* Data listing:
----------

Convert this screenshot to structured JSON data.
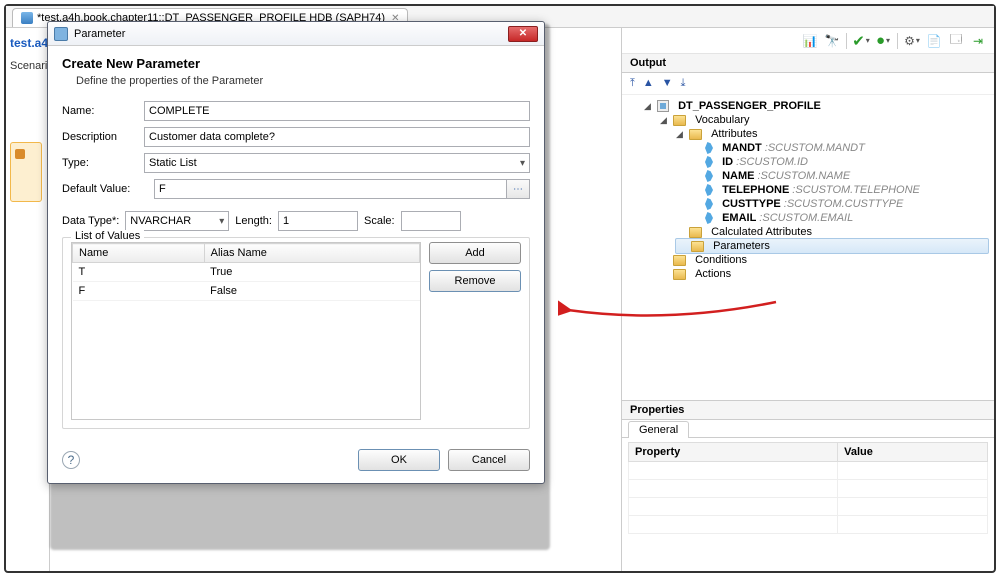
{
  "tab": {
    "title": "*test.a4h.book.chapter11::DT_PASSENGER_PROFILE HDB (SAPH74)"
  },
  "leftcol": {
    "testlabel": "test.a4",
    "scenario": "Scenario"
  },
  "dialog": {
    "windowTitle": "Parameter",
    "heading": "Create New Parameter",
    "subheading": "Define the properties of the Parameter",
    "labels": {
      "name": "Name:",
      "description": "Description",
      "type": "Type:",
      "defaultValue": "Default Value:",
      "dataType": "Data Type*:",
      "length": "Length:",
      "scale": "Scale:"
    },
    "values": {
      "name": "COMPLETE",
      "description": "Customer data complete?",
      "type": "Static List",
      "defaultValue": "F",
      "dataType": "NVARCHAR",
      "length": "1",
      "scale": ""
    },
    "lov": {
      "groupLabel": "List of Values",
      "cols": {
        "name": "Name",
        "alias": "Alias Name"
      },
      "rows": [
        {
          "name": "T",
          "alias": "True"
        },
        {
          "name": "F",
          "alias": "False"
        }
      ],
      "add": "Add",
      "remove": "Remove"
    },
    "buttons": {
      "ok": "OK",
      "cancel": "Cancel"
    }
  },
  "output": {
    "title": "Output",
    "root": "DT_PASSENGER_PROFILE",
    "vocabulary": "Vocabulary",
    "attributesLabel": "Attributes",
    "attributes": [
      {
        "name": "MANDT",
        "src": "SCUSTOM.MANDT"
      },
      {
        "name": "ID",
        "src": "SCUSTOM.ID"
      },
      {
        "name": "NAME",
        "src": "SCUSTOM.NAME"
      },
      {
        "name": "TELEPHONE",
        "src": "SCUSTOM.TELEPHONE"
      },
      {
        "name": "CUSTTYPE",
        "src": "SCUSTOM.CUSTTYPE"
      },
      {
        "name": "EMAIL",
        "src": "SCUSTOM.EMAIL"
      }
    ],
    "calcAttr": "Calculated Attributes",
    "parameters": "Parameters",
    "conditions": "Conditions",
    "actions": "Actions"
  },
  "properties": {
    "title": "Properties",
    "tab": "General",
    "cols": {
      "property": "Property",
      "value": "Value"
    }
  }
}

----------

Above are the records; reproduce them exactly and leave out the pictures.

Convert this screenshot to structured JSON data.
{
  "tab": {
    "title": "*test.a4h.book.chapter11::DT_PASSENGER_PROFILE HDB (SAPH74)"
  },
  "leftcol": {
    "testlabel": "test.a4",
    "scenario": "Scenario"
  },
  "dialog": {
    "windowTitle": "Parameter",
    "heading": "Create New Parameter",
    "subheading": "Define the properties of the Parameter",
    "labels": {
      "name": "Name:",
      "description": "Description",
      "type": "Type:",
      "defaultValue": "Default Value:",
      "dataType": "Data Type*:",
      "length": "Length:",
      "scale": "Scale:"
    },
    "values": {
      "name": "COMPLETE",
      "description": "Customer data complete?",
      "type": "Static List",
      "defaultValue": "F",
      "dataType": "NVARCHAR",
      "length": "1",
      "scale": ""
    },
    "lov": {
      "groupLabel": "List of Values",
      "cols": {
        "name": "Name",
        "alias": "Alias Name"
      },
      "rows": [
        {
          "name": "T",
          "alias": "True"
        },
        {
          "name": "F",
          "alias": "False"
        }
      ],
      "add": "Add",
      "remove": "Remove"
    },
    "buttons": {
      "ok": "OK",
      "cancel": "Cancel"
    }
  },
  "output": {
    "title": "Output",
    "root": "DT_PASSENGER_PROFILE",
    "vocabulary": "Vocabulary",
    "attributesLabel": "Attributes",
    "attributes": [
      {
        "name": "MANDT",
        "src": "SCUSTOM.MANDT"
      },
      {
        "name": "ID",
        "src": "SCUSTOM.ID"
      },
      {
        "name": "NAME",
        "src": "SCUSTOM.NAME"
      },
      {
        "name": "TELEPHONE",
        "src": "SCUSTOM.TELEPHONE"
      },
      {
        "name": "CUSTTYPE",
        "src": "SCUSTOM.CUSTTYPE"
      },
      {
        "name": "EMAIL",
        "src": "SCUSTOM.EMAIL"
      }
    ],
    "calcAttr": "Calculated Attributes",
    "parameters": "Parameters",
    "conditions": "Conditions",
    "actions": "Actions"
  },
  "properties": {
    "title": "Properties",
    "tab": "General",
    "cols": {
      "property": "Property",
      "value": "Value"
    }
  }
}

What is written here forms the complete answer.